* Exercise details
Locate each line with the string "tire" in the listing below and copy it.

((

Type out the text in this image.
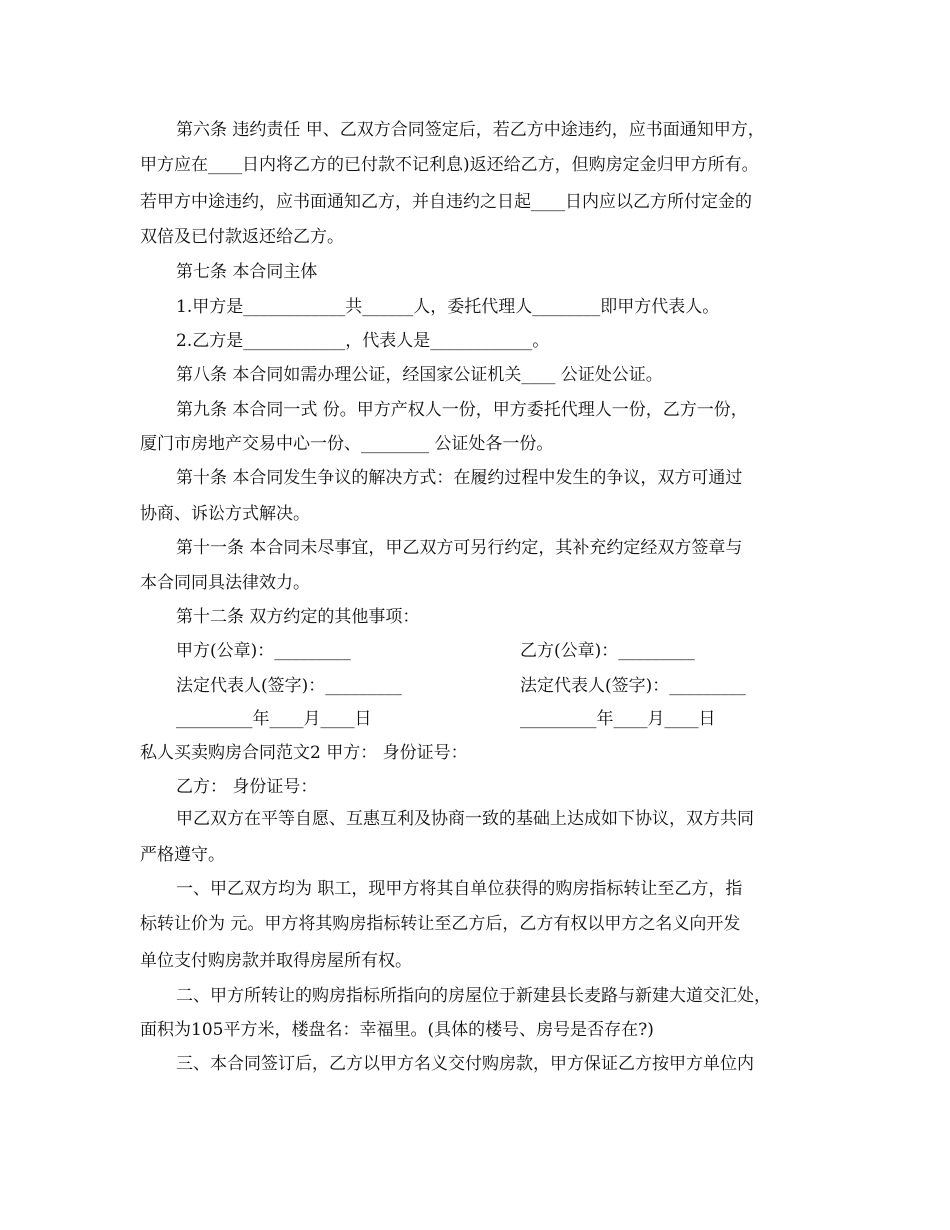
第六条 违约责任 甲、乙双方合同签定后，若乙方中途违约，应书面通知甲方，
甲方应在____日内将乙方的已付款不记利息)返还给乙方，但购房定金归甲方所有。
若甲方中途违约，应书面通知乙方，并自违约之日起____日内应以乙方所付定金的
双倍及已付款返还给乙方。
第七条 本合同主体
1.甲方是____________共______人，委托代理人________即甲方代表人。
2.乙方是____________，代表人是____________。
第八条 本合同如需办理公证，经国家公证机关____ 公证处公证。
第九条 本合同一式 份。甲方产权人一份，甲方委托代理人一份，乙方一份，
厦门市房地产交易中心一份、________ 公证处各一份。
第十条 本合同发生争议的解决方式：在履约过程中发生的争议，双方可通过
协商、诉讼方式解决。
第十一条 本合同未尽事宜，甲乙双方可另行约定，其补充约定经双方签章与
本合同同具法律效力。
第十二条 双方约定的其他事项：
甲方(公章)：_________	乙方(公章)：_________
法定代表人(签字)：_________	法定代表人(签字)：_________
_________年____月____日	_________年____月____日
私人买卖购房合同范文2 甲方： 身份证号：
乙方： 身份证号：
甲乙双方在平等自愿、互惠互利及协商一致的基础上达成如下协议，双方共同
严格遵守。
一、甲乙双方均为 职工，现甲方将其自单位获得的购房指标转让至乙方，指
标转让价为 元。甲方将其购房指标转让至乙方后，乙方有权以甲方之名义向开发
单位支付购房款并取得房屋所有权。
二、甲方所转让的购房指标所指向的房屋位于新建县长麦路与新建大道交汇处，
面积为105平方米，楼盘名：幸福里。(具体的楼号、房号是否存在?)
三、本合同签订后，乙方以甲方名义交付购房款，甲方保证乙方按甲方单位内
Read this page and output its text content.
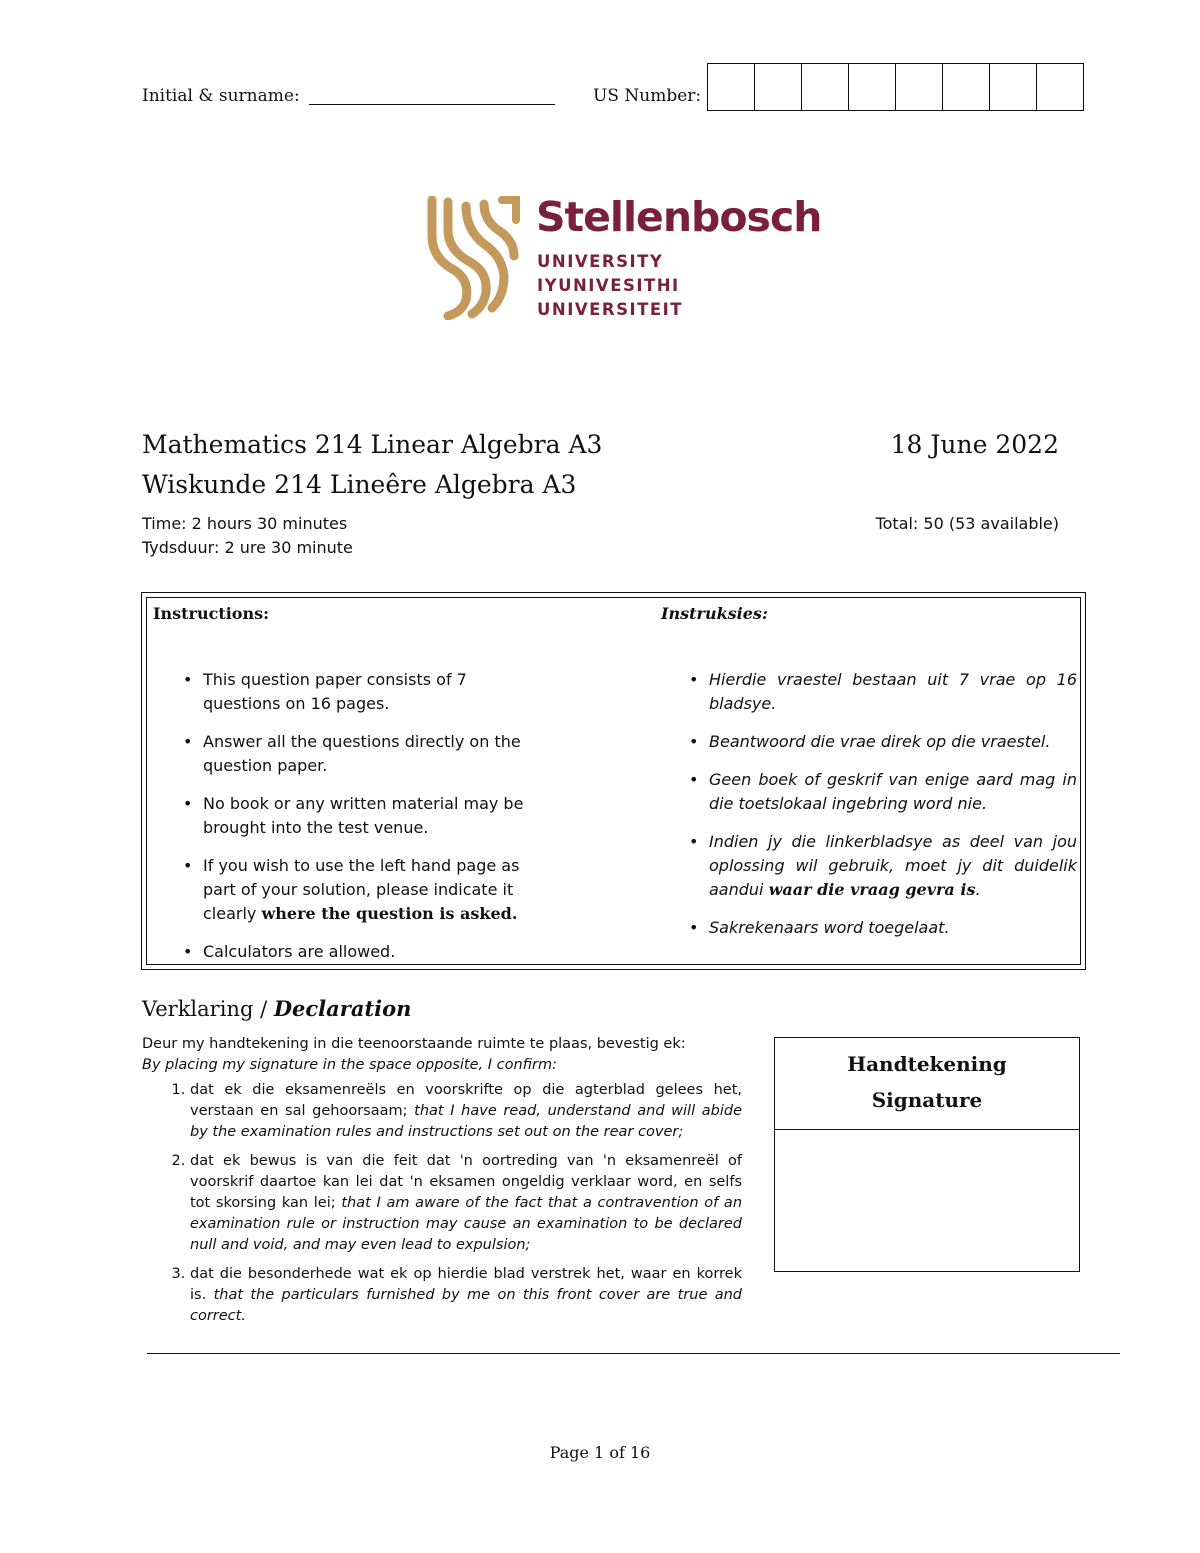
Initial & surname:	US Number:
Stellenbosch
UNIVERSITY
IYUNIVESITHI
UNIVERSITEIT
Mathematics 214 Linear Algebra A3
Wiskunde 214 Lineêre Algebra A3
18 June 2022
Time: 2 hours 30 minutes
Tydsduur: 2 ure 30 minute
Total: 50 (53 available)
Instructions:	Instruksies:
• This question paper consists of 7 questions on 16 pages.
• Answer all the questions directly on the question paper.
• No book or any written material may be brought into the test venue.
• If you wish to use the left hand page as part of your solution, please indicate it clearly where the question is asked.
• Calculators are allowed.
• Hierdie vraestel bestaan uit 7 vrae op 16 bladsye.
• Beantwoord die vrae direk op die vraestel.
• Geen boek of geskrif van enige aard mag in die toetslokaal ingebring word nie.
• Indien jy die linkerbladsye as deel van jou oplossing wil gebruik, moet jy dit duidelik aandui waar die vraag gevra is.
• Sakrekenaars word toegelaat.
Verklaring / Declaration
Deur my handtekening in die teenoorstaande ruimte te plaas, bevestig ek:
By placing my signature in the space opposite, I confirm:
1. dat ek die eksamenreëls en voorskrifte op die agterblad gelees het, verstaan en sal gehoorsaam; that I have read, understand and will abide by the examination rules and instructions set out on the rear cover;
2. dat ek bewus is van die feit dat 'n oortreding van 'n eksamenreël of voorskrif daartoe kan lei dat 'n eksamen ongeldig verklaar word, en selfs tot skorsing kan lei; that I am aware of the fact that a contravention of an examination rule or instruction may cause an examination to be declared null and void, and may even lead to expulsion;
3. dat die besonderhede wat ek op hierdie blad verstrek het, waar en korrek is. that the particulars furnished by me on this front cover are true and correct.
Handtekening
Signature
Page 1 of 16
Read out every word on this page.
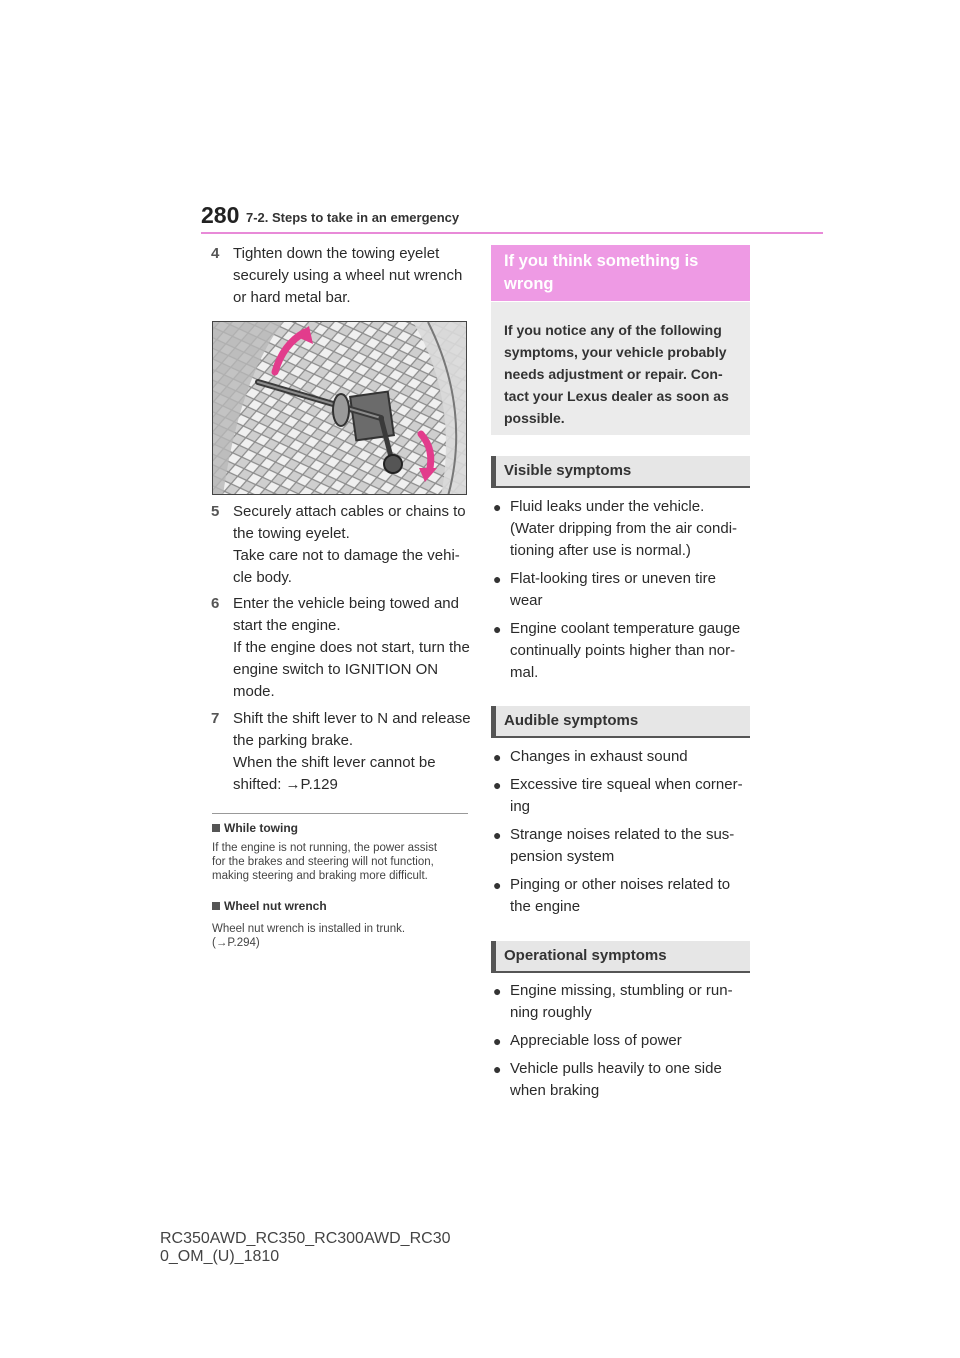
280 7-2. Steps to take in an emergency
4 Tighten down the towing eyelet
securely using a wheel nut wrench
or hard metal bar.
5 Securely attach cables or chains to
the towing eyelet.
Take care not to damage the vehi-
cle body.
6 Enter the vehicle being towed and
start the engine.
If the engine does not start, turn the
engine switch to IGNITION ON
mode.
7 Shift the shift lever to N and release
the parking brake.
When the shift lever cannot be
shifted: →P.129
While towing
If the engine is not running, the power assist
for the brakes and steering will not function,
making steering and braking more difficult.
Wheel nut wrench
Wheel nut wrench is installed in trunk.
(→P.294)
If you think something is
wrong
If you notice any of the following
symptoms, your vehicle probably
needs adjustment or repair. Con-
tact your Lexus dealer as soon as
possible.
Visible symptoms
● Fluid leaks under the vehicle.
(Water dripping from the air condi-
tioning after use is normal.)
● Flat-looking tires or uneven tire
wear
● Engine coolant temperature gauge
continually points higher than nor-
mal.
Audible symptoms
● Changes in exhaust sound
● Excessive tire squeal when corner-
ing
● Strange noises related to the sus-
pension system
● Pinging or other noises related to
the engine
Operational symptoms
● Engine missing, stumbling or run-
ning roughly
● Appreciable loss of power
● Vehicle pulls heavily to one side
when braking
RC350AWD_RC350_RC300AWD_RC30
0_OM_(U)_1810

))

* The solution
● Flat-looking tires or uneven tire
● Excessive tire squeal when corner-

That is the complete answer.